------ Input ------

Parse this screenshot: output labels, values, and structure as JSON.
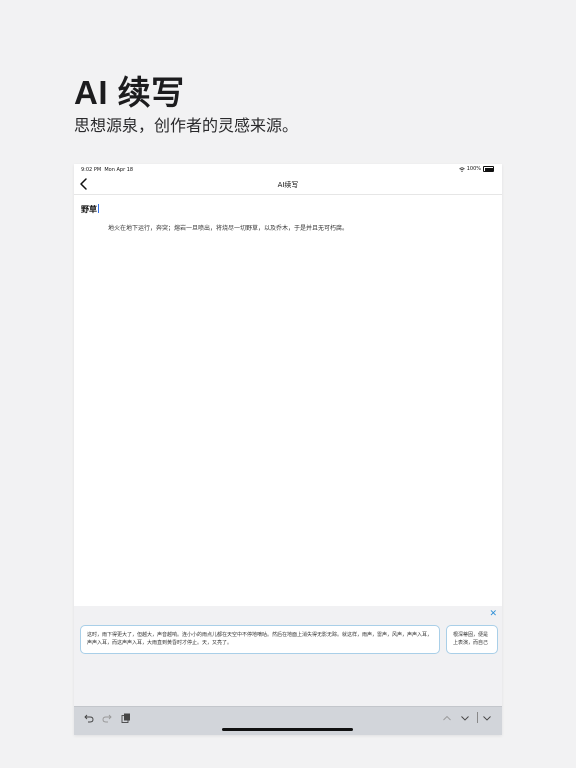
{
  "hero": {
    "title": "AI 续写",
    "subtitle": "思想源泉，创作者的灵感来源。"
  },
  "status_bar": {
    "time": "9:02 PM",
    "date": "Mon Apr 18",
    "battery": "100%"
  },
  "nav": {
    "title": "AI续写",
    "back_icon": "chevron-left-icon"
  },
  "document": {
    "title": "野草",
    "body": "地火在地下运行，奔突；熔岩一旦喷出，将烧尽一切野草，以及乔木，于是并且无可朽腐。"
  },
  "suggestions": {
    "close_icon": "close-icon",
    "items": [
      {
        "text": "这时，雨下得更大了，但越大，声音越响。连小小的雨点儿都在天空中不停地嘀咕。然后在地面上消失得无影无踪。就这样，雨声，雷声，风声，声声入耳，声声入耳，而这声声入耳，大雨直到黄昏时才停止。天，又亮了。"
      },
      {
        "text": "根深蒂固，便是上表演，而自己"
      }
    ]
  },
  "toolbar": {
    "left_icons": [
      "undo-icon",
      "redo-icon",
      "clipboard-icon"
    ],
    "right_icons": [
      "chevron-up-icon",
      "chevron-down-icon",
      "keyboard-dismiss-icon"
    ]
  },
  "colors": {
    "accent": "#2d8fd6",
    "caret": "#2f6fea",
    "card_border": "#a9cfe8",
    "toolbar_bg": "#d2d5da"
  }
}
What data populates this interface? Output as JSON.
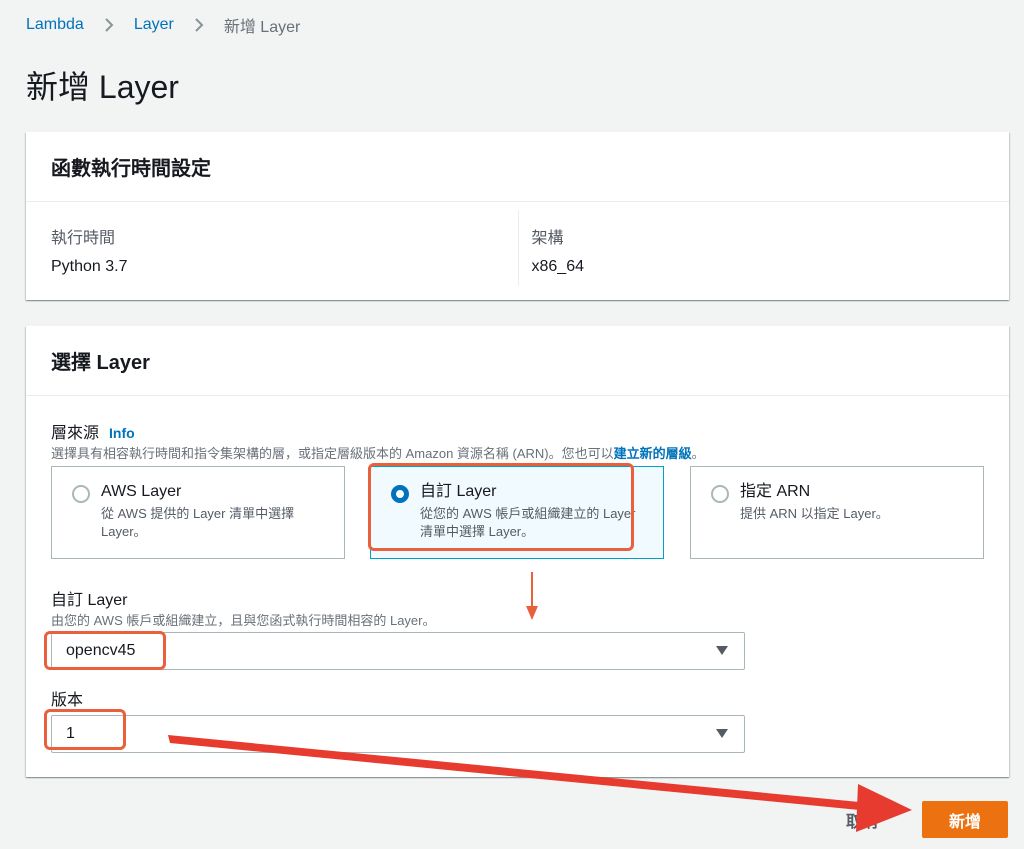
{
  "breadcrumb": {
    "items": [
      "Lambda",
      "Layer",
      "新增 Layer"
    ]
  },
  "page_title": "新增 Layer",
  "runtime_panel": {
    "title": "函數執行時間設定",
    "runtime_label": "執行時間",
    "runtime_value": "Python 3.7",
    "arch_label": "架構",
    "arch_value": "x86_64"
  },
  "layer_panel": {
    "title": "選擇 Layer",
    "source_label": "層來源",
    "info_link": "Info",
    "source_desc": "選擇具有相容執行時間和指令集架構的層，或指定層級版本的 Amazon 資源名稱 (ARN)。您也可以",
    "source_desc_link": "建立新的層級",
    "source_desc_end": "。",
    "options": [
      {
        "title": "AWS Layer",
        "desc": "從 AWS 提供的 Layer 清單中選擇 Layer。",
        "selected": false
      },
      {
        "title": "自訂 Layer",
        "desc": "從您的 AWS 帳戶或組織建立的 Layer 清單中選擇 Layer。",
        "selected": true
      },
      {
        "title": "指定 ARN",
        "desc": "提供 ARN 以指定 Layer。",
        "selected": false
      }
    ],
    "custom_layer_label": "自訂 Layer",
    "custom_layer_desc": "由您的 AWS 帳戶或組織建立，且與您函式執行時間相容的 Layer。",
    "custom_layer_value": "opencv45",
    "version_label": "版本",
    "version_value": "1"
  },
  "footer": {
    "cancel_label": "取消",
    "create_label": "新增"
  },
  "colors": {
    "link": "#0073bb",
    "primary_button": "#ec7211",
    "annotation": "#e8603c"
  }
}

------

- Required task: Find each line holding the word "text" and copy it.

- Response to the exercise:
        "text": "这时，雨下得更大了，但越大，声音越响。连小小的雨点儿都在天空中不停地嘀咕。然后在地面上消失得无影无踪。就这样，雨声，雷声，风声，声声入耳，声声入耳，而这声声入耳，大雨直到黄昏时才停止。天，又亮了。"
        "text": "根深蒂固，便是上表演，而自己"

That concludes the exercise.